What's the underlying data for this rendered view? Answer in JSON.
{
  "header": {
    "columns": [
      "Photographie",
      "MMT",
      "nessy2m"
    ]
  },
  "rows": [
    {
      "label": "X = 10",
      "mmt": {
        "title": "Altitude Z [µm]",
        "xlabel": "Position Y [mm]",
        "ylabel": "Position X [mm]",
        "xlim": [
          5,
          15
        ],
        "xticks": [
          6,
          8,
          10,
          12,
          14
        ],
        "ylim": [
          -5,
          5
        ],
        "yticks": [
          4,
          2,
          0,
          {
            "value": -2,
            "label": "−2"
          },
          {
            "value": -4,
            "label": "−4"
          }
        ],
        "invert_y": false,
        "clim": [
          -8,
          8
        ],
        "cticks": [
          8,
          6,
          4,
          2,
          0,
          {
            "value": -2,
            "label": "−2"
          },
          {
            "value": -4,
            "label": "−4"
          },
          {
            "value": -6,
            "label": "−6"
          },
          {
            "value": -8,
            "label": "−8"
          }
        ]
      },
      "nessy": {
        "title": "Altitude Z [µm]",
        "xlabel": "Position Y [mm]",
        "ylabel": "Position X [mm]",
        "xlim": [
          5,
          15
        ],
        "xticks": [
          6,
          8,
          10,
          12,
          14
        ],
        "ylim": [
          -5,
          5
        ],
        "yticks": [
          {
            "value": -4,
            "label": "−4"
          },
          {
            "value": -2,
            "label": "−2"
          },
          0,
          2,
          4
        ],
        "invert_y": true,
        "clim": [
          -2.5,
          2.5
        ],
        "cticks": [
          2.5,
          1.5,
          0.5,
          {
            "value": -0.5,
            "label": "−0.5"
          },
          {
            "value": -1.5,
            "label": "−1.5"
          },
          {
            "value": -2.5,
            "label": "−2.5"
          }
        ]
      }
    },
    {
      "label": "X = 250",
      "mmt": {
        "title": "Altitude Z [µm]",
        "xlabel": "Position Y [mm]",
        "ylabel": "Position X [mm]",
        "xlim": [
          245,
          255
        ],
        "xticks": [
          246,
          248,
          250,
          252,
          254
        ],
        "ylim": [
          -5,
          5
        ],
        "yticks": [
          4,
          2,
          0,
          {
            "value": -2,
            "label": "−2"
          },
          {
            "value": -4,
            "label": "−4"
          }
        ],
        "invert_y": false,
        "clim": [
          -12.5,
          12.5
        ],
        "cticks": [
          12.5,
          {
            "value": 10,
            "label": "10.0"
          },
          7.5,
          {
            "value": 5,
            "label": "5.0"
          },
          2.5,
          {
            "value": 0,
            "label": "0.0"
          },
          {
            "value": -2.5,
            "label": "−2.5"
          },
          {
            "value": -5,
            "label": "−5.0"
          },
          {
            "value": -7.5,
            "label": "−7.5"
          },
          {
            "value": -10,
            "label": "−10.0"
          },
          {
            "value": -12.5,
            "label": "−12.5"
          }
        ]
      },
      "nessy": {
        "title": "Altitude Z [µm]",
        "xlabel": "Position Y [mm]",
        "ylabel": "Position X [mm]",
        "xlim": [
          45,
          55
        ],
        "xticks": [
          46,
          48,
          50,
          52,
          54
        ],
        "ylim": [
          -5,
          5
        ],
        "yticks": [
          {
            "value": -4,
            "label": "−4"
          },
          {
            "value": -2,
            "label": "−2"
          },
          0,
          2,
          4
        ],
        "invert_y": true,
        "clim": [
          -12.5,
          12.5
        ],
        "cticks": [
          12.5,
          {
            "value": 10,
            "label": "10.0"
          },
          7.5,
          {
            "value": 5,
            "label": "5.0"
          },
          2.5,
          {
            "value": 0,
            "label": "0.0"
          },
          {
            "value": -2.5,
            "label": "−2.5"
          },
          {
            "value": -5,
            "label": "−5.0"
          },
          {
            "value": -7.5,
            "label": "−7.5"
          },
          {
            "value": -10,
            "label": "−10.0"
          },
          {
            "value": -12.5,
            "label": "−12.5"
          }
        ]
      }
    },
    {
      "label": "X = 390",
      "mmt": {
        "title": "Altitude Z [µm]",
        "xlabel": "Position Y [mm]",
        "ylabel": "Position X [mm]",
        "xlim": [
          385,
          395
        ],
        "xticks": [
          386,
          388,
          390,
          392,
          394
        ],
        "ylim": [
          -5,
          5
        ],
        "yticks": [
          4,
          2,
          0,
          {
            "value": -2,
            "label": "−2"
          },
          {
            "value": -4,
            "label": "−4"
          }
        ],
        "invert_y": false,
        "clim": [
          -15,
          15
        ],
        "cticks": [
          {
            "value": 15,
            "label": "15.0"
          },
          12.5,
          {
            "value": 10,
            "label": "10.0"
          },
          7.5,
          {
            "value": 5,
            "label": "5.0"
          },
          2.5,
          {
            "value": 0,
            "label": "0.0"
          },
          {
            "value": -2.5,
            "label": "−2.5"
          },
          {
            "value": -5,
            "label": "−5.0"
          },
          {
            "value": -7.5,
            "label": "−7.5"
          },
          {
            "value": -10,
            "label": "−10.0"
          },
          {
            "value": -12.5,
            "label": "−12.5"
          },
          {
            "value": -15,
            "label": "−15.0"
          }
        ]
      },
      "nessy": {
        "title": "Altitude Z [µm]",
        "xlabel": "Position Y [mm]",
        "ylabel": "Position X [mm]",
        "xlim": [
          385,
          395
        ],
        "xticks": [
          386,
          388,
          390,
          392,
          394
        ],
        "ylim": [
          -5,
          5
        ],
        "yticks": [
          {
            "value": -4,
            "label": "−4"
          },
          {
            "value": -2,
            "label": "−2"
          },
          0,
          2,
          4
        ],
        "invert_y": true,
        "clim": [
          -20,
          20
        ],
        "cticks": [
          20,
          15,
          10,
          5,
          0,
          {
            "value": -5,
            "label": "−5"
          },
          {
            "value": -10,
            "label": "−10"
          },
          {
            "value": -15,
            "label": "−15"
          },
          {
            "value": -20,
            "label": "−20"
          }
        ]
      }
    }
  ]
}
□ □ □ □ □ □ □
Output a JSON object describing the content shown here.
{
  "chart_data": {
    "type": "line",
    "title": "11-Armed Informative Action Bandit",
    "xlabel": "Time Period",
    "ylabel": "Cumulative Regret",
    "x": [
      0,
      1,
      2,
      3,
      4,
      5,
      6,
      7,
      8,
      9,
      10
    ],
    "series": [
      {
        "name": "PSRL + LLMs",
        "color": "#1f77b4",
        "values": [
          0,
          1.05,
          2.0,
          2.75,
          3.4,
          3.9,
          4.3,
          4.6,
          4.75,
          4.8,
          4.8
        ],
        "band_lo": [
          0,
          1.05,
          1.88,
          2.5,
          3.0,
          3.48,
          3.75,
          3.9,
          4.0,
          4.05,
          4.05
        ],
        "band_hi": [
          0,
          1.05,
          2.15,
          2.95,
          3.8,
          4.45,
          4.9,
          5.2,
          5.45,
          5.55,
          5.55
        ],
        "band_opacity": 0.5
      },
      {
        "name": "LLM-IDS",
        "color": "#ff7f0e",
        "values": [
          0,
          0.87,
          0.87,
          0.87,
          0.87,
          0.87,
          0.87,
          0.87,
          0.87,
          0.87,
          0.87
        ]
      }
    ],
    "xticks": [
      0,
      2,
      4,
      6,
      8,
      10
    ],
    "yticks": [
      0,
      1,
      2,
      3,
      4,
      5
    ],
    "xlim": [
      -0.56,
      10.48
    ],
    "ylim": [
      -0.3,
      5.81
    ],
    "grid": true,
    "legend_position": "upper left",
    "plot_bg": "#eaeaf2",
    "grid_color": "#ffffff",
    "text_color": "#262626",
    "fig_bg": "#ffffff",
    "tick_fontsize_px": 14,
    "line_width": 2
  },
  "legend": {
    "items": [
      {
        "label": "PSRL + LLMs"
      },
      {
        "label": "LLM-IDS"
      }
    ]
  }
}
□ □ □ □ □ □ □
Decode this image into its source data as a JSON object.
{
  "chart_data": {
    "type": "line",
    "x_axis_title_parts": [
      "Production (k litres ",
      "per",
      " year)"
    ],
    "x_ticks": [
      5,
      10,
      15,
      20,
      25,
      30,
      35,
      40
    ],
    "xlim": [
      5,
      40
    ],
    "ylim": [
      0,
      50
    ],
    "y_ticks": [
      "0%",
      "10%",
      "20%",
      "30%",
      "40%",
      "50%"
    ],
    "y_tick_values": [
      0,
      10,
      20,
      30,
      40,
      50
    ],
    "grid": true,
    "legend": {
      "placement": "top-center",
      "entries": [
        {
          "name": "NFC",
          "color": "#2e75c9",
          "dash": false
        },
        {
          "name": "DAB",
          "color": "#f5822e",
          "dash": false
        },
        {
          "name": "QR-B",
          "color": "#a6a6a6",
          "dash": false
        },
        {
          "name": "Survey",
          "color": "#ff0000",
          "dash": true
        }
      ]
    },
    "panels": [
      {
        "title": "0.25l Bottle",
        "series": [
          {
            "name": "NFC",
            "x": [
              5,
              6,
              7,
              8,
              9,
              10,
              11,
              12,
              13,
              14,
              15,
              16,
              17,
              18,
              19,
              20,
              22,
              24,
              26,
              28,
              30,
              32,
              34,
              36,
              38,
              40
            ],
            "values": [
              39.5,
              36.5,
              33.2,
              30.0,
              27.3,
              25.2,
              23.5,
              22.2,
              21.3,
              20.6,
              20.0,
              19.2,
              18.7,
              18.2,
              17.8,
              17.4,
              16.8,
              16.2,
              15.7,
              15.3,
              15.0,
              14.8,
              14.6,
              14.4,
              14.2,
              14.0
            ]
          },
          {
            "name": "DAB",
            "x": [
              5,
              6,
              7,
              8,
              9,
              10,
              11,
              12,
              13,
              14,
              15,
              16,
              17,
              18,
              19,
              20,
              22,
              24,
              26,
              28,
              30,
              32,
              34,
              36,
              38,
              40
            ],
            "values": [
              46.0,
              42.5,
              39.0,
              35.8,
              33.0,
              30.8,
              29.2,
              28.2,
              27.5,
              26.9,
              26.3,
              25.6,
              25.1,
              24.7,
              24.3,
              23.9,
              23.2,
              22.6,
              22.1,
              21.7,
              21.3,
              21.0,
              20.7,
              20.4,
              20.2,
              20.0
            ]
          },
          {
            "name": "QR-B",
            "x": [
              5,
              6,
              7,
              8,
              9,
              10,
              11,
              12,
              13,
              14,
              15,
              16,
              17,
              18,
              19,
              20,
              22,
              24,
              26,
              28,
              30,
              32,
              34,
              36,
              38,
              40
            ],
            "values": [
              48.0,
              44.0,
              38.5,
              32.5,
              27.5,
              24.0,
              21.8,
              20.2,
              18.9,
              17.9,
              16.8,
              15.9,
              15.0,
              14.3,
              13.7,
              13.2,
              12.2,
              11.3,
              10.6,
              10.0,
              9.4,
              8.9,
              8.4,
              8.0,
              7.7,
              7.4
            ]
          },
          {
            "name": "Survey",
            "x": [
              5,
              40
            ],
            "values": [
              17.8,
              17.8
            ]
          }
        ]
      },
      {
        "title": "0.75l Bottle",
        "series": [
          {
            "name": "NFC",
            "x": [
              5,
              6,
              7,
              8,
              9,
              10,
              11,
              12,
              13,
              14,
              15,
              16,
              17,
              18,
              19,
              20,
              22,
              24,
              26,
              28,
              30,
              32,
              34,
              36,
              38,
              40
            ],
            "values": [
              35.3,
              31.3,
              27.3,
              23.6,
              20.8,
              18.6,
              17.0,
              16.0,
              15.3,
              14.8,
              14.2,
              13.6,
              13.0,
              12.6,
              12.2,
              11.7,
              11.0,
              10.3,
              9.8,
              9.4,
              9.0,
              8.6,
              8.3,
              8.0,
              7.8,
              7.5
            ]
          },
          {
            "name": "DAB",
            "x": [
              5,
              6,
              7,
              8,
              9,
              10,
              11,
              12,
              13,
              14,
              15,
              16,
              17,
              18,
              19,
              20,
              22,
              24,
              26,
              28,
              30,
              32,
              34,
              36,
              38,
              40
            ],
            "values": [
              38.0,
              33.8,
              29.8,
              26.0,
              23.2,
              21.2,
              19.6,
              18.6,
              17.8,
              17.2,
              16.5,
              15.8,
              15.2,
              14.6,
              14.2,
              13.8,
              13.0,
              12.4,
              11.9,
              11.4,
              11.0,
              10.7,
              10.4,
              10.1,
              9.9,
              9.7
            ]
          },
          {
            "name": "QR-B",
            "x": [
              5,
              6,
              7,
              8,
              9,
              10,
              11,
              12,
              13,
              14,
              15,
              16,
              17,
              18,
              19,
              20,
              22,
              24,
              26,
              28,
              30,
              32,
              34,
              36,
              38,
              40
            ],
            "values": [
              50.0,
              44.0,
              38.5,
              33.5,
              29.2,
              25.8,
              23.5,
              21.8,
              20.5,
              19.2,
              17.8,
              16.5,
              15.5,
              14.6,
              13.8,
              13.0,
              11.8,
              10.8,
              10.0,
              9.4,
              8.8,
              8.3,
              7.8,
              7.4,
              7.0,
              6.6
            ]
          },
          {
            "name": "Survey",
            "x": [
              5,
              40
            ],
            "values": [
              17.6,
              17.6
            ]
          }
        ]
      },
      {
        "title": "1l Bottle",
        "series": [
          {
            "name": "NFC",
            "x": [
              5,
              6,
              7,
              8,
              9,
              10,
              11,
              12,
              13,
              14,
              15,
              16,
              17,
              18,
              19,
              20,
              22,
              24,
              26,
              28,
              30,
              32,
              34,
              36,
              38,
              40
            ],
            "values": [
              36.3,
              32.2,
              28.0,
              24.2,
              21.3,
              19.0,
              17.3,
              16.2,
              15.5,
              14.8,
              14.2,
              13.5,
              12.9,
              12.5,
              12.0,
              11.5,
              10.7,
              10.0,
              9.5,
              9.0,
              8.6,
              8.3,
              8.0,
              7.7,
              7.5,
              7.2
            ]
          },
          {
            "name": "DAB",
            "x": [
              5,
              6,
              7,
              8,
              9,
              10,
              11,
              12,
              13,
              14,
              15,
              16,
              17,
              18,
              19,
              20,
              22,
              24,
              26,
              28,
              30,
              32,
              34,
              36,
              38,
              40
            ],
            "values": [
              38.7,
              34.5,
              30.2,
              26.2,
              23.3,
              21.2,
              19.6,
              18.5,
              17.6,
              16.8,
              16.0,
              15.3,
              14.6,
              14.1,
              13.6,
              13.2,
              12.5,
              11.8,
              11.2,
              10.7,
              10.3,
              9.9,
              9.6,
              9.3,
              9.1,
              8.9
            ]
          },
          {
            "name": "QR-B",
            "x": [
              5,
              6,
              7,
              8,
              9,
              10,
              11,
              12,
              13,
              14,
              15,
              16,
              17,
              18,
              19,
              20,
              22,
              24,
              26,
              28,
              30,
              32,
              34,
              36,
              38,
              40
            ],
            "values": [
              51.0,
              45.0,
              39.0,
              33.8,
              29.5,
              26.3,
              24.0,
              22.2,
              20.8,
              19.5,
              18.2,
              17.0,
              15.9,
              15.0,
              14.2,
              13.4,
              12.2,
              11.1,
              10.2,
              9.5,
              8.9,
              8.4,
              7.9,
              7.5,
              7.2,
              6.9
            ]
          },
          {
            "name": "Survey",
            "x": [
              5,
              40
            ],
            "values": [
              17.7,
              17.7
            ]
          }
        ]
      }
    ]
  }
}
□ □ □ □ □ □ □
# Exercise details
Tell how many lines of the data above hold the string "JSON". Give only the number.

# Solution to this task
3